→ Supplied records
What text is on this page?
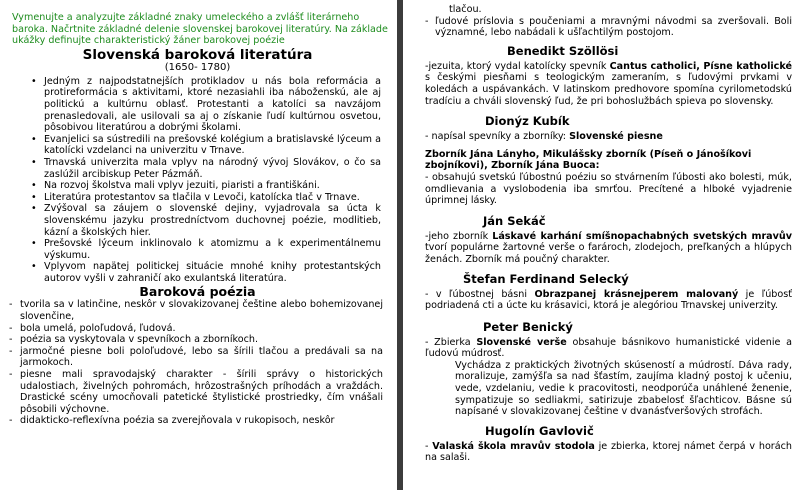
Vymenujte a analyzujte základné znaky umeleckého a zvlášť literárneho baroka. Načrtnite základné delenie slovenskej barokovej literatúry. Na základe ukážky definujte charakteristický žáner barokovej poézie
Slovenská baroková literatúra
(1650- 1780)
• Jedným z najpodstatnejších protikladov u nás bola reformácia a protireformácia s aktivitami, ktoré nezasiahli iba náboženskú, ale aj politickú a kultúrnu oblasť. Protestanti a katolíci sa navzájom prenasledovali, ale usilovali sa aj o získanie ľudí kultúrnou osvetou, pôsobivou literatúrou a dobrými školami.
• Evanjelici sa sústredili na prešovské kolégium a bratislavské lýceum a katolícki vzdelanci na univerzitu v Trnave.
• Trnavská univerzita mala vplyv na národný vývoj Slovákov, o čo sa zaslúžil arcibiskup Peter Pázmáň.
• Na rozvoj školstva mali vplyv jezuiti, piaristi a františkáni.
• Literatúra protestantov sa tlačila v Levoči, katolícka tlač v Trnave.
• Zvýšoval sa záujem o slovenské dejiny, vyjadrovala sa úcta k slovenskému jazyku prostredníctvom duchovnej poézie, modlitieb, kázní a školských hier.
• Prešovské lýceum inklinovalo k atomizmu a k experimentálnemu výskumu.
• Vplyvom napätej politickej situácie mnohé knihy protestantských autorov vyšli v zahraničí ako exulantská literatúra.
Baroková poézia
- tvorila sa v latinčine, neskôr v slovakizovanej češtine alebo bohemizovanej slovenčine,
- bola umelá, poloľudová, ľudová.
- poézia sa vyskytovala v spevníkoch a zborníkoch.
- jarmočné piesne boli poloľudové, lebo sa šírili tlačou a predávali sa na jarmokoch.
- piesne mali spravodajský charakter - šírili správy o historických udalostiach, živelných pohromách, hrôzostrašných príhodách a vraždách. Drastické scény umocňovali patetické štylistické prostriedky, čím vnášali pôsobili výchovne.
- didakticko-reflexívna poézia sa zverejňovala v rukopisoch, neskôr
tlačou.
- ľudové príslovia s poučeniami a mravnými návodmi sa zveršovali. Boli významné, lebo nabádali k ušľachtilým postojom.
Benedikt Szöllösi
-jezuita, ktorý vydal katolícky spevník Cantus catholici, Písne katholické s českými piesňami s teologickým zameraním, s ľudovými prvkami v koledách a uspávankách. V latinskom predhovore spomína cyrilometodskú tradíciu a chváli slovenský ľud, že pri bohoslužbách spieva po slovensky.
Dionýz Kubík
- napísal spevníky a zborníky: Slovenské piesne
Zborník Jána Lányho, Mikulášsky zborník (Píseň o Jánošíkovi zbojníkovi), Zborník Jána Buoca:
- obsahujú svetskú ľúbostnú poéziu so stvárnením ľúbosti ako bolesti, múk, omdlievania a vyslobodenia iba smrťou. Precítené a hlboké vyjadrenie úprimnej lásky.
Ján Sekáč
-jeho zborník Láskavé karhání smíšnopachabných svetských mravův tvorí populárne žartovné verše o farároch, zlodejoch, preľkaných a hlúpych ženách. Zborník má poučný charakter.
Štefan Ferdinand Selecký
- v ľúbostnej básni Obrazpanej krásnejperem malovaný je ľúbosť podriadená cti a úcte ku krásavici, ktorá je alegóriou Trnavskej univerzity.
Peter Benický
- Zbierka Slovenské verše obsahuje básnikovo humanistické videnie a ľudovú múdrosť.
Vychádza z praktických životných skúseností a múdrostí. Dáva rady, moralizuje, zamýšľa sa nad šťastím, zaujíma kladný postoj k učeniu, vede, vzdelaniu, vedie k pracovitosti, neodporúča unáhlené ženenie, sympatizuje so sedliakmi, satirizuje zbabelosť šľachticov. Básne sú napísané v slovakizovanej češtine v dvanásťveršových strofách.
Hugolín Gavlovič
- Valaská škola mravův stodola je zbierka, ktorej námet čerpá v horách na salaši.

→ Exercise requirements
Report how many lines include the word "bola". Give nothing but the number.

→ Answer below
2